▶ **EXCERPTED DATA**
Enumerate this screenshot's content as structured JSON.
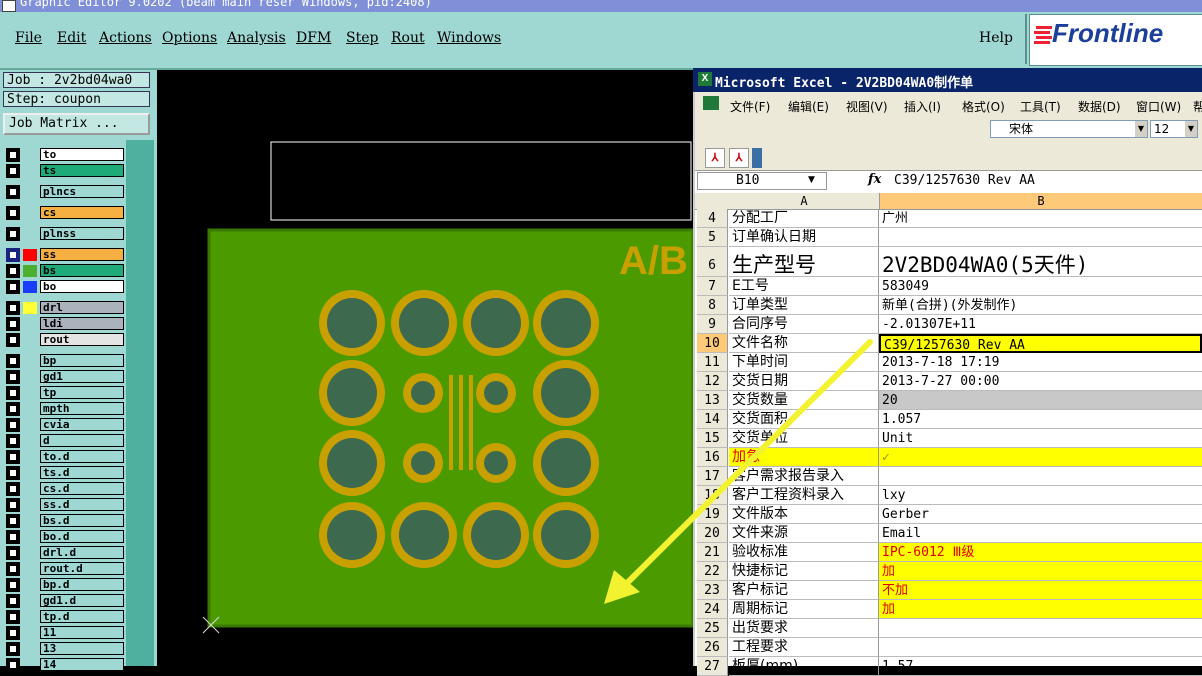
{
  "app": {
    "title_strip": "Graphic Editor 9.0202 (beam main reser  Windows, pid:2408)"
  },
  "menubar": {
    "items": [
      "File",
      "Edit",
      "Actions",
      "Options",
      "Analysis",
      "DFM",
      "Step",
      "Rout",
      "Windows"
    ],
    "help": "Help",
    "logo": "Frontline"
  },
  "leftpanel": {
    "job": "Job : 2v2bd04wa0",
    "step": "Step: coupon",
    "job_matrix": "Job Matrix ...",
    "layers": [
      {
        "name": "to",
        "color": "#ffffff",
        "swatch": ""
      },
      {
        "name": "ts",
        "color": "#1faa7a",
        "swatch": ""
      },
      {
        "name": "plncs",
        "color": "#9fd7d3",
        "swatch": ""
      },
      {
        "name": "cs",
        "color": "#f5b041",
        "swatch": ""
      },
      {
        "name": "plnss",
        "color": "#9fd7d3",
        "swatch": ""
      },
      {
        "name": "ss",
        "color": "#f5b041",
        "swatch": "#ff0000"
      },
      {
        "name": "bs",
        "color": "#1faa7a",
        "swatch": "#4caf30"
      },
      {
        "name": "bo",
        "color": "#ffffff",
        "swatch": "#1a3cff"
      },
      {
        "name": "drl",
        "color": "#aab2bb",
        "swatch": "#ffff33"
      },
      {
        "name": "ldi",
        "color": "#aab2bb",
        "swatch": ""
      },
      {
        "name": "rout",
        "color": "#e4e4e4",
        "swatch": ""
      },
      {
        "name": "bp",
        "color": "#9fd7d3",
        "swatch": ""
      },
      {
        "name": "gd1",
        "color": "#9fd7d3",
        "swatch": ""
      },
      {
        "name": "tp",
        "color": "#9fd7d3",
        "swatch": ""
      },
      {
        "name": "mpth",
        "color": "#9fd7d3",
        "swatch": ""
      },
      {
        "name": "cvia",
        "color": "#9fd7d3",
        "swatch": ""
      },
      {
        "name": "d",
        "color": "#9fd7d3",
        "swatch": ""
      },
      {
        "name": "to.d",
        "color": "#9fd7d3",
        "swatch": ""
      },
      {
        "name": "ts.d",
        "color": "#9fd7d3",
        "swatch": ""
      },
      {
        "name": "cs.d",
        "color": "#9fd7d3",
        "swatch": ""
      },
      {
        "name": "ss.d",
        "color": "#9fd7d3",
        "swatch": ""
      },
      {
        "name": "bs.d",
        "color": "#9fd7d3",
        "swatch": ""
      },
      {
        "name": "bo.d",
        "color": "#9fd7d3",
        "swatch": ""
      },
      {
        "name": "drl.d",
        "color": "#9fd7d3",
        "swatch": ""
      },
      {
        "name": "rout.d",
        "color": "#9fd7d3",
        "swatch": ""
      },
      {
        "name": "bp.d",
        "color": "#9fd7d3",
        "swatch": ""
      },
      {
        "name": "gd1.d",
        "color": "#9fd7d3",
        "swatch": ""
      },
      {
        "name": "tp.d",
        "color": "#9fd7d3",
        "swatch": ""
      },
      {
        "name": "11",
        "color": "#9fd7d3",
        "swatch": ""
      },
      {
        "name": "13",
        "color": "#9fd7d3",
        "swatch": ""
      },
      {
        "name": "14",
        "color": "#9fd7d3",
        "swatch": ""
      }
    ]
  },
  "canvas": {
    "mirror_text": "A/B"
  },
  "excel": {
    "title": "Microsoft Excel - 2V2BD04WA0制作单",
    "menus": [
      "文件(F)",
      "编辑(E)",
      "视图(V)",
      "插入(I)",
      "格式(O)",
      "工具(T)",
      "数据(D)",
      "窗口(W)",
      "帮"
    ],
    "font": "宋体",
    "size": "12",
    "namebox": "B10",
    "fx": "fx",
    "formula": "C39/1257630 Rev AA",
    "col_a": "A",
    "col_b": "B",
    "rows": [
      {
        "n": "4",
        "a": "分配工厂",
        "b": "广州",
        "style": ""
      },
      {
        "n": "5",
        "a": "订单确认日期",
        "b": "",
        "style": ""
      },
      {
        "n": "6",
        "a": "生产型号",
        "b": "2V2BD04WA0(5天件)",
        "style": "big"
      },
      {
        "n": "7",
        "a": "E工号",
        "b": "583049",
        "style": ""
      },
      {
        "n": "8",
        "a": "订单类型",
        "b": "新单(合拼)(外发制作)",
        "style": ""
      },
      {
        "n": "9",
        "a": "合同序号",
        "b": "-2.01307E+11",
        "style": ""
      },
      {
        "n": "10",
        "a": "文件名称",
        "b": "C39/1257630 Rev AA",
        "style": "yellowb"
      },
      {
        "n": "11",
        "a": "下单时间",
        "b": "2013-7-18 17:19",
        "style": ""
      },
      {
        "n": "12",
        "a": "交货日期",
        "b": "2013-7-27 00:00",
        "style": ""
      },
      {
        "n": "13",
        "a": "交货数量",
        "b": "20",
        "style": "grayb"
      },
      {
        "n": "14",
        "a": "交货面积",
        "b": "1.057",
        "style": ""
      },
      {
        "n": "15",
        "a": "交货单位",
        "b": "Unit",
        "style": ""
      },
      {
        "n": "16",
        "a": "加急",
        "b": "✓",
        "style": "yellowall"
      },
      {
        "n": "17",
        "a": "客户需求报告录入",
        "b": "",
        "style": ""
      },
      {
        "n": "18",
        "a": "客户工程资料录入",
        "b": "lxy",
        "style": ""
      },
      {
        "n": "19",
        "a": "文件版本",
        "b": "Gerber",
        "style": ""
      },
      {
        "n": "20",
        "a": "文件来源",
        "b": "Email",
        "style": ""
      },
      {
        "n": "21",
        "a": "验收标准",
        "b": "IPC-6012 Ⅲ级",
        "style": "yellowred"
      },
      {
        "n": "22",
        "a": "快捷标记",
        "b": "加",
        "style": "yellowred"
      },
      {
        "n": "23",
        "a": "客户标记",
        "b": "不加",
        "style": "yellowred"
      },
      {
        "n": "24",
        "a": "周期标记",
        "b": "加",
        "style": "yellowred"
      },
      {
        "n": "25",
        "a": "出货要求",
        "b": "",
        "style": ""
      },
      {
        "n": "26",
        "a": "工程要求",
        "b": "",
        "style": ""
      },
      {
        "n": "27",
        "a": "板厚(mm)",
        "b": "1.57",
        "style": ""
      }
    ]
  },
  "colors": {
    "menubar": "#9fd7d3",
    "board": "#4a9a00",
    "pad": "#c8a000",
    "pad_center": "#3d6a4f",
    "arrow": "#f2f230",
    "selection": "#ffff00"
  }
}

▶ **REQUIREMENT**
Copy out all the data exactly; skip the pictures.

▶ **ANSWER TO THIS EXERCISE**
Enumerate this screenshot's content as structured JSON.
{
  "app": {
    "title_strip": "Graphic Editor 9.0202 (beam main reser  Windows, pid:2408)"
  },
  "menubar": {
    "items": [
      "File",
      "Edit",
      "Actions",
      "Options",
      "Analysis",
      "DFM",
      "Step",
      "Rout",
      "Windows"
    ],
    "help": "Help",
    "logo": "Frontline"
  },
  "leftpanel": {
    "job": "Job : 2v2bd04wa0",
    "step": "Step: coupon",
    "job_matrix": "Job Matrix ...",
    "layers": [
      {
        "name": "to",
        "color": "#ffffff",
        "swatch": ""
      },
      {
        "name": "ts",
        "color": "#1faa7a",
        "swatch": ""
      },
      {
        "name": "plncs",
        "color": "#9fd7d3",
        "swatch": ""
      },
      {
        "name": "cs",
        "color": "#f5b041",
        "swatch": ""
      },
      {
        "name": "plnss",
        "color": "#9fd7d3",
        "swatch": ""
      },
      {
        "name": "ss",
        "color": "#f5b041",
        "swatch": "#ff0000"
      },
      {
        "name": "bs",
        "color": "#1faa7a",
        "swatch": "#4caf30"
      },
      {
        "name": "bo",
        "color": "#ffffff",
        "swatch": "#1a3cff"
      },
      {
        "name": "drl",
        "color": "#aab2bb",
        "swatch": "#ffff33"
      },
      {
        "name": "ldi",
        "color": "#aab2bb",
        "swatch": ""
      },
      {
        "name": "rout",
        "color": "#e4e4e4",
        "swatch": ""
      },
      {
        "name": "bp",
        "color": "#9fd7d3",
        "swatch": ""
      },
      {
        "name": "gd1",
        "color": "#9fd7d3",
        "swatch": ""
      },
      {
        "name": "tp",
        "color": "#9fd7d3",
        "swatch": ""
      },
      {
        "name": "mpth",
        "color": "#9fd7d3",
        "swatch": ""
      },
      {
        "name": "cvia",
        "color": "#9fd7d3",
        "swatch": ""
      },
      {
        "name": "d",
        "color": "#9fd7d3",
        "swatch": ""
      },
      {
        "name": "to.d",
        "color": "#9fd7d3",
        "swatch": ""
      },
      {
        "name": "ts.d",
        "color": "#9fd7d3",
        "swatch": ""
      },
      {
        "name": "cs.d",
        "color": "#9fd7d3",
        "swatch": ""
      },
      {
        "name": "ss.d",
        "color": "#9fd7d3",
        "swatch": ""
      },
      {
        "name": "bs.d",
        "color": "#9fd7d3",
        "swatch": ""
      },
      {
        "name": "bo.d",
        "color": "#9fd7d3",
        "swatch": ""
      },
      {
        "name": "drl.d",
        "color": "#9fd7d3",
        "swatch": ""
      },
      {
        "name": "rout.d",
        "color": "#9fd7d3",
        "swatch": ""
      },
      {
        "name": "bp.d",
        "color": "#9fd7d3",
        "swatch": ""
      },
      {
        "name": "gd1.d",
        "color": "#9fd7d3",
        "swatch": ""
      },
      {
        "name": "tp.d",
        "color": "#9fd7d3",
        "swatch": ""
      },
      {
        "name": "11",
        "color": "#9fd7d3",
        "swatch": ""
      },
      {
        "name": "13",
        "color": "#9fd7d3",
        "swatch": ""
      },
      {
        "name": "14",
        "color": "#9fd7d3",
        "swatch": ""
      }
    ]
  },
  "canvas": {
    "mirror_text": "A/B"
  },
  "excel": {
    "title": "Microsoft Excel - 2V2BD04WA0制作单",
    "menus": [
      "文件(F)",
      "编辑(E)",
      "视图(V)",
      "插入(I)",
      "格式(O)",
      "工具(T)",
      "数据(D)",
      "窗口(W)",
      "帮"
    ],
    "font": "宋体",
    "size": "12",
    "namebox": "B10",
    "fx": "fx",
    "formula": "C39/1257630 Rev AA",
    "col_a": "A",
    "col_b": "B",
    "rows": [
      {
        "n": "4",
        "a": "分配工厂",
        "b": "广州",
        "style": ""
      },
      {
        "n": "5",
        "a": "订单确认日期",
        "b": "",
        "style": ""
      },
      {
        "n": "6",
        "a": "生产型号",
        "b": "2V2BD04WA0(5天件)",
        "style": "big"
      },
      {
        "n": "7",
        "a": "E工号",
        "b": "583049",
        "style": ""
      },
      {
        "n": "8",
        "a": "订单类型",
        "b": "新单(合拼)(外发制作)",
        "style": ""
      },
      {
        "n": "9",
        "a": "合同序号",
        "b": "-2.01307E+11",
        "style": ""
      },
      {
        "n": "10",
        "a": "文件名称",
        "b": "C39/1257630 Rev AA",
        "style": "yellowb"
      },
      {
        "n": "11",
        "a": "下单时间",
        "b": "2013-7-18 17:19",
        "style": ""
      },
      {
        "n": "12",
        "a": "交货日期",
        "b": "2013-7-27 00:00",
        "style": ""
      },
      {
        "n": "13",
        "a": "交货数量",
        "b": "20",
        "style": "grayb"
      },
      {
        "n": "14",
        "a": "交货面积",
        "b": "1.057",
        "style": ""
      },
      {
        "n": "15",
        "a": "交货单位",
        "b": "Unit",
        "style": ""
      },
      {
        "n": "16",
        "a": "加急",
        "b": "✓",
        "style": "yellowall"
      },
      {
        "n": "17",
        "a": "客户需求报告录入",
        "b": "",
        "style": ""
      },
      {
        "n": "18",
        "a": "客户工程资料录入",
        "b": "lxy",
        "style": ""
      },
      {
        "n": "19",
        "a": "文件版本",
        "b": "Gerber",
        "style": ""
      },
      {
        "n": "20",
        "a": "文件来源",
        "b": "Email",
        "style": ""
      },
      {
        "n": "21",
        "a": "验收标准",
        "b": "IPC-6012 Ⅲ级",
        "style": "yellowred"
      },
      {
        "n": "22",
        "a": "快捷标记",
        "b": "加",
        "style": "yellowred"
      },
      {
        "n": "23",
        "a": "客户标记",
        "b": "不加",
        "style": "yellowred"
      },
      {
        "n": "24",
        "a": "周期标记",
        "b": "加",
        "style": "yellowred"
      },
      {
        "n": "25",
        "a": "出货要求",
        "b": "",
        "style": ""
      },
      {
        "n": "26",
        "a": "工程要求",
        "b": "",
        "style": ""
      },
      {
        "n": "27",
        "a": "板厚(mm)",
        "b": "1.57",
        "style": ""
      }
    ]
  },
  "colors": {
    "menubar": "#9fd7d3",
    "board": "#4a9a00",
    "pad": "#c8a000",
    "pad_center": "#3d6a4f",
    "arrow": "#f2f230",
    "selection": "#ffff00"
  }
}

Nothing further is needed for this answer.